• **Data to process**
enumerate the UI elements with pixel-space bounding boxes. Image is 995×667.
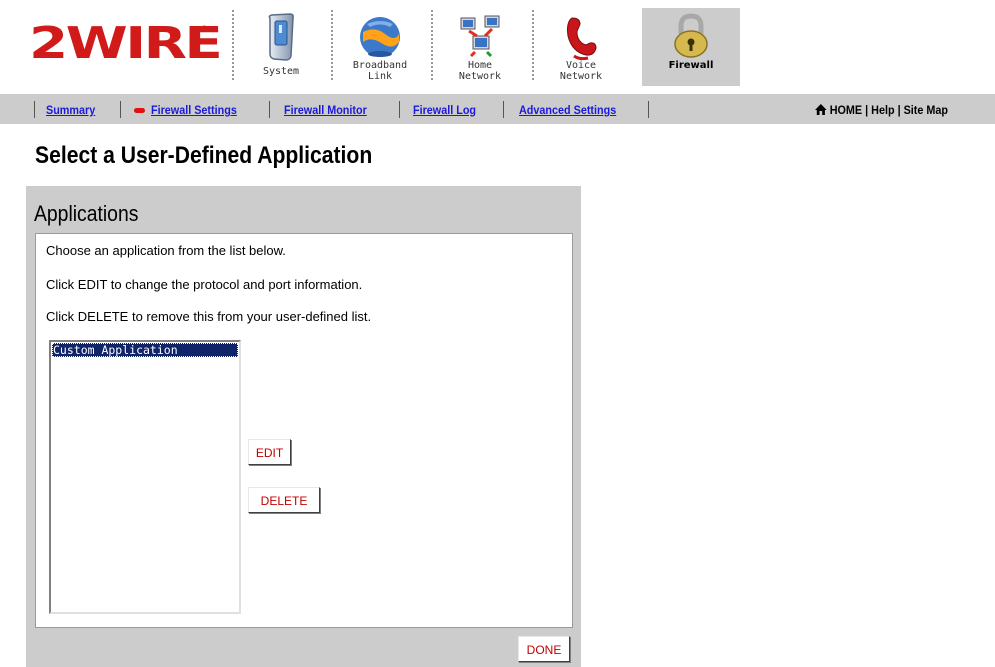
subnav-advanced-settings[interactable]: Advanced Settings (519, 103, 616, 117)
tab-broadband-link[interactable]: Broadband Link (331, 8, 429, 86)
utility-links: HOME | Help | Site Map (815, 103, 948, 117)
tab-voice-network[interactable]: Voice Network (532, 8, 630, 86)
delete-button[interactable]: DELETE (248, 487, 320, 513)
tab-label: Voice Network (559, 60, 603, 82)
logo-text: 2WIRE (29, 18, 223, 69)
divider (503, 101, 504, 118)
instruction-text: Click EDIT to change the protocol and po… (46, 277, 363, 292)
subnav-firewall-monitor[interactable]: Firewall Monitor (284, 103, 367, 117)
padlock-icon (674, 13, 708, 58)
header: 2WIRE ® System Broadband Link Home Netwo… (0, 0, 995, 94)
divider: | (897, 103, 901, 117)
application-listbox[interactable]: Custom Application (49, 340, 241, 614)
help-link[interactable]: Help (871, 103, 894, 117)
home-link-label: HOME (829, 103, 863, 117)
divider (648, 101, 649, 118)
done-button[interactable]: DONE (518, 636, 570, 662)
divider (120, 101, 121, 118)
broadband-globe-icon (360, 17, 400, 57)
home-icon (815, 104, 827, 115)
tab-system[interactable]: System (232, 8, 330, 86)
instruction-text: Click DELETE to remove this from your us… (46, 309, 372, 324)
applications-content: Choose an application from the list belo… (35, 233, 573, 628)
applications-panel: Applications Choose an application from … (26, 186, 581, 667)
subnav-firewall-log[interactable]: Firewall Log (413, 103, 476, 117)
firewall-subnav: Summary Firewall Settings Firewall Monit… (0, 94, 995, 124)
brand-logo[interactable]: 2WIRE ® (29, 18, 223, 70)
page-title: Select a User-Defined Application (35, 142, 373, 169)
divider (399, 101, 400, 118)
home-link[interactable]: HOME (815, 103, 865, 117)
list-item[interactable]: Custom Application (52, 343, 238, 357)
subnav-firewall-settings[interactable]: Firewall Settings (151, 103, 237, 117)
active-bullet-icon (134, 108, 145, 113)
tab-label: Broadband Link (352, 60, 408, 82)
site-map-link[interactable]: Site Map (904, 103, 948, 117)
system-phone-icon (268, 13, 294, 61)
tab-label: Home Network (458, 60, 502, 82)
home-network-computers-icon (460, 15, 500, 58)
divider: | (865, 103, 869, 117)
edit-button[interactable]: EDIT (248, 439, 291, 465)
tab-label: System (262, 66, 300, 77)
voice-phone-icon (567, 17, 597, 61)
tab-label: Firewall (668, 60, 714, 71)
divider (34, 101, 35, 118)
divider (269, 101, 270, 118)
tab-home-network[interactable]: Home Network (431, 8, 529, 86)
instruction-text: Choose an application from the list belo… (46, 243, 286, 258)
panel-title: Applications (34, 201, 139, 226)
subnav-summary[interactable]: Summary (46, 103, 95, 117)
tab-firewall[interactable]: Firewall (642, 8, 740, 86)
registered-mark: ® (201, 24, 208, 34)
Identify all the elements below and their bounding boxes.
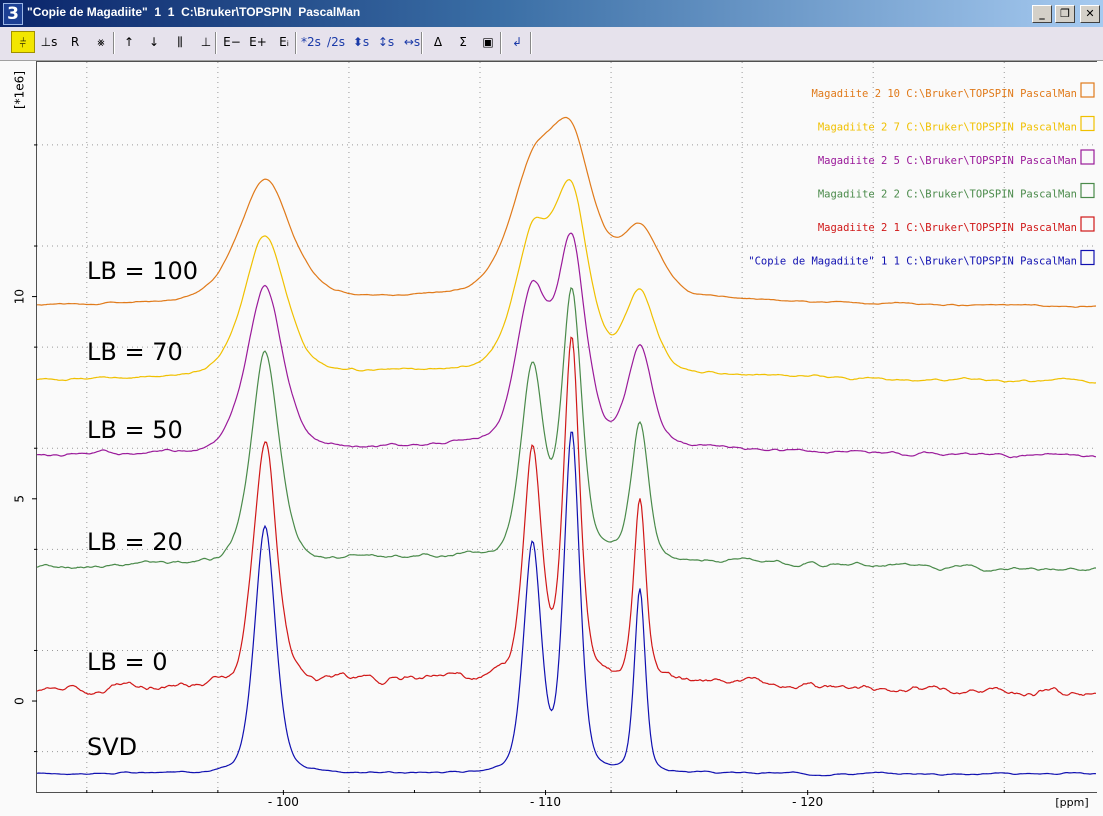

• **Task directions**
Turn every line of the rows above into a numbered list. Skip blank lines and leave out the pictures.

• **Response to this exercise**
1. enumerate the UI elements with pixel-space bounding boxes. Image is 995×667.
2. subnav-advanced-settings[interactable]: Advanced Settings (519, 103, 616, 117)
3. tab-broadband-link[interactable]: Broadband Link (331, 8, 429, 86)
4. utility-links: HOME | Help | Site Map (815, 103, 948, 117)
5. tab-voice-network[interactable]: Voice Network (532, 8, 630, 86)
6. delete-button[interactable]: DELETE (248, 487, 320, 513)
7. tab-label: Voice Network (559, 60, 603, 82)
8. logo-text: 2WIRE (29, 18, 223, 69)
9. divider (503, 101, 504, 118)
10. instruction-text: Click EDIT to change the protocol and po… (46, 277, 363, 292)
11. subnav-firewall-monitor[interactable]: Firewall Monitor (284, 103, 367, 117)
12. padlock-icon (674, 13, 708, 58)
13. header: 2WIRE ® System Broadband Link Home Netwo… (0, 0, 995, 94)
14. divider: | (897, 103, 901, 117)
15. application-listbox[interactable]: Custom Application (49, 340, 241, 614)
16. help-link[interactable]: Help (871, 103, 894, 117)
17. home-link-label: HOME (829, 103, 863, 117)
18. divider (648, 101, 649, 118)
19. done-button[interactable]: DONE (518, 636, 570, 662)
20. divider (120, 101, 121, 118)
21. broadband-globe-icon (360, 17, 400, 57)
22. home-icon (815, 104, 827, 115)
23. tab-system[interactable]: System (232, 8, 330, 86)
24. instruction-text: Click DELETE to remove this from your us… (46, 309, 372, 324)
25. applications-content: Choose an application from the list belo… (35, 233, 573, 628)
26. applications-panel: Applications Choose an application from … (26, 186, 581, 667)
27. subnav-firewall-log[interactable]: Firewall Log (413, 103, 476, 117)
28. firewall-subnav: Summary Firewall Settings Firewall Monit… (0, 94, 995, 124)
29. brand-logo[interactable]: 2WIRE ® (29, 18, 223, 70)
30. page-title: Select a User-Defined Application (35, 142, 373, 169)
31. divider (399, 101, 400, 118)
32. home-link[interactable]: HOME (815, 103, 865, 117)
33. list-item[interactable]: Custom Application (52, 343, 238, 357)
34. subnav-firewall-settings[interactable]: Firewall Settings (151, 103, 237, 117)
35. active-bullet-icon (134, 108, 145, 113)
36. tab-label: Broadband Link (352, 60, 408, 82)
37. site-map-link[interactable]: Site Map (904, 103, 948, 117)
38. system-phone-icon (268, 13, 294, 61)
39. tab-label: Home Network (458, 60, 502, 82)
40. home-network-computers-icon (460, 15, 500, 58)
41. divider: | (865, 103, 869, 117)
42. edit-button[interactable]: EDIT (248, 439, 291, 465)
43. tab-label: System (262, 66, 300, 77)
44. voice-phone-icon (567, 17, 597, 61)
45. tab-label: Firewall (668, 60, 714, 71)
46. divider (34, 101, 35, 118)
47. divider (269, 101, 270, 118)
48. tab-home-network[interactable]: Home Network (431, 8, 529, 86)
49. instruction-text: Choose an application from the list belo… (46, 243, 286, 258)
50. panel-title: Applications (34, 201, 139, 226)
51. subnav-summary[interactable]: Summary (46, 103, 95, 117)
52. tab-firewall[interactable]: Firewall (642, 8, 740, 86)
53. registered-mark: ® (201, 24, 208, 34)
54. Identify all the elements below and their bounding boxes.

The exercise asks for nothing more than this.